**TASK DETAILS:** Copy all lines holding the word "type" from the entries.

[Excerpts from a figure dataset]
────────────────────

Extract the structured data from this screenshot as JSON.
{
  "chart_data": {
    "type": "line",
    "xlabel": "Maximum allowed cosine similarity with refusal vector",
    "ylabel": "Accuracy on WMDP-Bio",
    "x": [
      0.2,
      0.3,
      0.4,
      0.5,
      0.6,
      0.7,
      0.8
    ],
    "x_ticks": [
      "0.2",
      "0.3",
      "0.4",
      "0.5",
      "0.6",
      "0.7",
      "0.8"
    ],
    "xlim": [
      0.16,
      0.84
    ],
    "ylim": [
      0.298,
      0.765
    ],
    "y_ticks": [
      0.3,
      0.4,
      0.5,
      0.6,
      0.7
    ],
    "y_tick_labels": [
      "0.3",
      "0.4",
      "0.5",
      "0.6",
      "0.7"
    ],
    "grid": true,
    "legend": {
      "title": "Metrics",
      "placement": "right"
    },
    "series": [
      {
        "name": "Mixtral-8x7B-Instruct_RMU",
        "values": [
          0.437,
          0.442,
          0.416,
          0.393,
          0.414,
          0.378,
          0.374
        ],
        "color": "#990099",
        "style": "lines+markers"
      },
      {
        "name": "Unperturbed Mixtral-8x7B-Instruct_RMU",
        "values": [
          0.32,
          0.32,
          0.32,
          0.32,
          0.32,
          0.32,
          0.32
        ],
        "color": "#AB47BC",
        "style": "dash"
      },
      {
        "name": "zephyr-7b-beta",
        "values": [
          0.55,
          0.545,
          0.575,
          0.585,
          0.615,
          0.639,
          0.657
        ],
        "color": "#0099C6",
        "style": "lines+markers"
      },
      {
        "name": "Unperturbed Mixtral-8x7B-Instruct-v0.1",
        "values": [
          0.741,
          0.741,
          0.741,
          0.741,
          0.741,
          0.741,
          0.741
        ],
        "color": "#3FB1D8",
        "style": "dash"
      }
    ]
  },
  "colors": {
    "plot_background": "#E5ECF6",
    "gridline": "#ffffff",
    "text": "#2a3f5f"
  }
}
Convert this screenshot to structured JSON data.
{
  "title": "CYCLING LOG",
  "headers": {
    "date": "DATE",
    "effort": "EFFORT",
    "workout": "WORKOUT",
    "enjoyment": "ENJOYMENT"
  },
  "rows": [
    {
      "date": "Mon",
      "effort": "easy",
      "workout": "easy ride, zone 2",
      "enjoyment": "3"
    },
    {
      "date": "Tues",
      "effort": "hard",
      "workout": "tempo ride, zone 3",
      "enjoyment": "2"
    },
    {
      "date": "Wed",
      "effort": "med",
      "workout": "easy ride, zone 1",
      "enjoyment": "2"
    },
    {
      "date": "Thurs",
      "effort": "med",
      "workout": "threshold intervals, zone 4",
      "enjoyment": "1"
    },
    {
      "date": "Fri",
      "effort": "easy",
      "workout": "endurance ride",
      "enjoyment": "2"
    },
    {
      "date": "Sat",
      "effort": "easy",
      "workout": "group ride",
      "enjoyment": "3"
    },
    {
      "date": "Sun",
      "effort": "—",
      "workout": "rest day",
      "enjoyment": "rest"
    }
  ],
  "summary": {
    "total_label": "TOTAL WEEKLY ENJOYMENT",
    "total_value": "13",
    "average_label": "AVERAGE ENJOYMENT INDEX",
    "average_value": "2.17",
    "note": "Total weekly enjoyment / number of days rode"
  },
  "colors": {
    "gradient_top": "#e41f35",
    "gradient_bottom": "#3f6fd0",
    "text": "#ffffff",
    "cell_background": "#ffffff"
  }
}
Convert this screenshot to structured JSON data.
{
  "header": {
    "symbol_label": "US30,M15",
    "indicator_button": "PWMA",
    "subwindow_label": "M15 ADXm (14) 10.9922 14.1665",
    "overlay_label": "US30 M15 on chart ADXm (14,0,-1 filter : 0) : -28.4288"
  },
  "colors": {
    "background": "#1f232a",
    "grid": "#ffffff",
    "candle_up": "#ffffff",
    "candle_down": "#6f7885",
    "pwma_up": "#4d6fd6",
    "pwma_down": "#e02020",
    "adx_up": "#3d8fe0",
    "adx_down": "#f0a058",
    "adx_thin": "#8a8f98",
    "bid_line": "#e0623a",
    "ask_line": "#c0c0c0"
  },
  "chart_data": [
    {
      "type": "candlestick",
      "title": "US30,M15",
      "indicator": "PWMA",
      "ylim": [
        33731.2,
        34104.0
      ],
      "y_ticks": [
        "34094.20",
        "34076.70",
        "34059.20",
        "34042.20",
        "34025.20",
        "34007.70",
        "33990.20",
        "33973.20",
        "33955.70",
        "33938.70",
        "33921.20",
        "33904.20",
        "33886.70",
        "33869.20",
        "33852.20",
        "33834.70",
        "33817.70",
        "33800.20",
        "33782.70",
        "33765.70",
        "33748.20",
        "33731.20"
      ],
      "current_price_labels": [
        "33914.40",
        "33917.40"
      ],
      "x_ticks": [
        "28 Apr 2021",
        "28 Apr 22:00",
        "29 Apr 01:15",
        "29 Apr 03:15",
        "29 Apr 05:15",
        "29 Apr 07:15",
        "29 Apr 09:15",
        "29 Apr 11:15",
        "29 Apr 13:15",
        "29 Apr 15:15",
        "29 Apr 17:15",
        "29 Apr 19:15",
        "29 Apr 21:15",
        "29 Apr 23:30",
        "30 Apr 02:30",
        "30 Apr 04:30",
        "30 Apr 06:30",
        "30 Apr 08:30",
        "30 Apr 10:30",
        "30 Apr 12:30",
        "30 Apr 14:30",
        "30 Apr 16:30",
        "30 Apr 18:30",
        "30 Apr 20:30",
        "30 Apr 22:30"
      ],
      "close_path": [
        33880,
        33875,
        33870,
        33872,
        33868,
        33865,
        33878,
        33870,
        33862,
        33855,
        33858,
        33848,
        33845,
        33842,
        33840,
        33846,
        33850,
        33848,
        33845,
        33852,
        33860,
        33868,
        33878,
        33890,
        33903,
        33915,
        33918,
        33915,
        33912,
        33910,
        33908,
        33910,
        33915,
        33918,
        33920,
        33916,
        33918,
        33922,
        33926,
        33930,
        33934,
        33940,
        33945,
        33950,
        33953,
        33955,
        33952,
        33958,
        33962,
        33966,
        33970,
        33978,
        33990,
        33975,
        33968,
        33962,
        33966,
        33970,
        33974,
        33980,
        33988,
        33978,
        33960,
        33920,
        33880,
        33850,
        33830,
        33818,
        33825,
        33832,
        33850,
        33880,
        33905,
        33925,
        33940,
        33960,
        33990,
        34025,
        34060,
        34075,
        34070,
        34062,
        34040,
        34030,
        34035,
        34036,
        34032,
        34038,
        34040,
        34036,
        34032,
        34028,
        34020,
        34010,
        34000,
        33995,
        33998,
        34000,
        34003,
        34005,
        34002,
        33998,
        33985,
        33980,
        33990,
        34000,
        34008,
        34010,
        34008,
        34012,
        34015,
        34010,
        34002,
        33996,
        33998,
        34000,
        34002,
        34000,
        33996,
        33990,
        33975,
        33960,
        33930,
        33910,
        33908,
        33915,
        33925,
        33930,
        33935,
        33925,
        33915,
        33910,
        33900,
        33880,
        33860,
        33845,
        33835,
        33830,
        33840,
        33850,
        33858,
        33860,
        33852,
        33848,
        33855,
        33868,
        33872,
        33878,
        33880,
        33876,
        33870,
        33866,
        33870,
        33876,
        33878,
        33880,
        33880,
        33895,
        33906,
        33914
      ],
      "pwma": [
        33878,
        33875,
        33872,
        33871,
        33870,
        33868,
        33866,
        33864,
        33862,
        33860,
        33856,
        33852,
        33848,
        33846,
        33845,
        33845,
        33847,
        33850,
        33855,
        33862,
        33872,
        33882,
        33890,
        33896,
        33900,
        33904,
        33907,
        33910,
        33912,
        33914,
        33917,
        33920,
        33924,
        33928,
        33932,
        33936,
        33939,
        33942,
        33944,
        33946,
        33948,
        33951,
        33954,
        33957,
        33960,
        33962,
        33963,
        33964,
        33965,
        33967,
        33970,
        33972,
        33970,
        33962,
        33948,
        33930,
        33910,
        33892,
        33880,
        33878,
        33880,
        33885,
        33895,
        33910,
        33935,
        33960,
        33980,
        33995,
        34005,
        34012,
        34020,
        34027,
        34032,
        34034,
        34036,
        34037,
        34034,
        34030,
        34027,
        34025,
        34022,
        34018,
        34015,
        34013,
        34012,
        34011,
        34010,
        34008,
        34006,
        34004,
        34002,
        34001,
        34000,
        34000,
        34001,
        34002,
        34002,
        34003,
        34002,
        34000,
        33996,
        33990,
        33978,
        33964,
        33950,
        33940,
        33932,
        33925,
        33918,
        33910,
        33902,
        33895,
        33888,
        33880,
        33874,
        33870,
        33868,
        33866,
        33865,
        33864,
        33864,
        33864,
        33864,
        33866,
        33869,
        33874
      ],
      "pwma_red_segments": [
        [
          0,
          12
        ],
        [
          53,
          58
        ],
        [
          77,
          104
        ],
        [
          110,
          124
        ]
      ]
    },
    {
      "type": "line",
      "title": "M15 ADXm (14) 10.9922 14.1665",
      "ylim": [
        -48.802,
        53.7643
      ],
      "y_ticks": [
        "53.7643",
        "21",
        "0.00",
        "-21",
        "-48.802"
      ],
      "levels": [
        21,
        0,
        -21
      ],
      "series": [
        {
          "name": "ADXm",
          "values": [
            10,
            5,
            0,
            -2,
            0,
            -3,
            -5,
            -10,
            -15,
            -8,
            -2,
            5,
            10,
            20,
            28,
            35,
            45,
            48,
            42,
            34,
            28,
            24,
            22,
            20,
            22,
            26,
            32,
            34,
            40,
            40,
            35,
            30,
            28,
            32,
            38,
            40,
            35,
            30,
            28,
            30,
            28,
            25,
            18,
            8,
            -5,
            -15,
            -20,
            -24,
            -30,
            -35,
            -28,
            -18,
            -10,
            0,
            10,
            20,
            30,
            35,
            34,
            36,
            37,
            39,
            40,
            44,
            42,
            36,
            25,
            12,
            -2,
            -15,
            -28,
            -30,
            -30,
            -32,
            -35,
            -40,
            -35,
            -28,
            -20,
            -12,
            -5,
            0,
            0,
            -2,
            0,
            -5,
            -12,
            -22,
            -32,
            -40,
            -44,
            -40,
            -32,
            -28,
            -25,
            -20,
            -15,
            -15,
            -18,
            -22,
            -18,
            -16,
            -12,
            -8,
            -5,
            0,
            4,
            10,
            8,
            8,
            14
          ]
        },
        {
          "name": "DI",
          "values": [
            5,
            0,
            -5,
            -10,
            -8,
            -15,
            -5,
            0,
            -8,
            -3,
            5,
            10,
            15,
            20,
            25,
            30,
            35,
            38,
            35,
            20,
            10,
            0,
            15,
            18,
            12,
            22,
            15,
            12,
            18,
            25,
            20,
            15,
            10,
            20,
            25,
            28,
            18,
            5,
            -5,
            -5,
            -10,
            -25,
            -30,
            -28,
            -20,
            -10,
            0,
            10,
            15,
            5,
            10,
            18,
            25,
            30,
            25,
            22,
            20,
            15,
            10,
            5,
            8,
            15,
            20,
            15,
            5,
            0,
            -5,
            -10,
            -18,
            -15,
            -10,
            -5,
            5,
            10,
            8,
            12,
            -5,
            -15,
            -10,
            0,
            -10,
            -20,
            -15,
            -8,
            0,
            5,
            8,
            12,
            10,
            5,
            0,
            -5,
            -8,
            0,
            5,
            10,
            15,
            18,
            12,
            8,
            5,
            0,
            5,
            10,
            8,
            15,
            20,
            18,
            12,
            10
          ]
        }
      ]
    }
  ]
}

────────────────────

**TASK RESPONSE:**
    "type": "line",
      "type": "candlestick",
      "type": "line",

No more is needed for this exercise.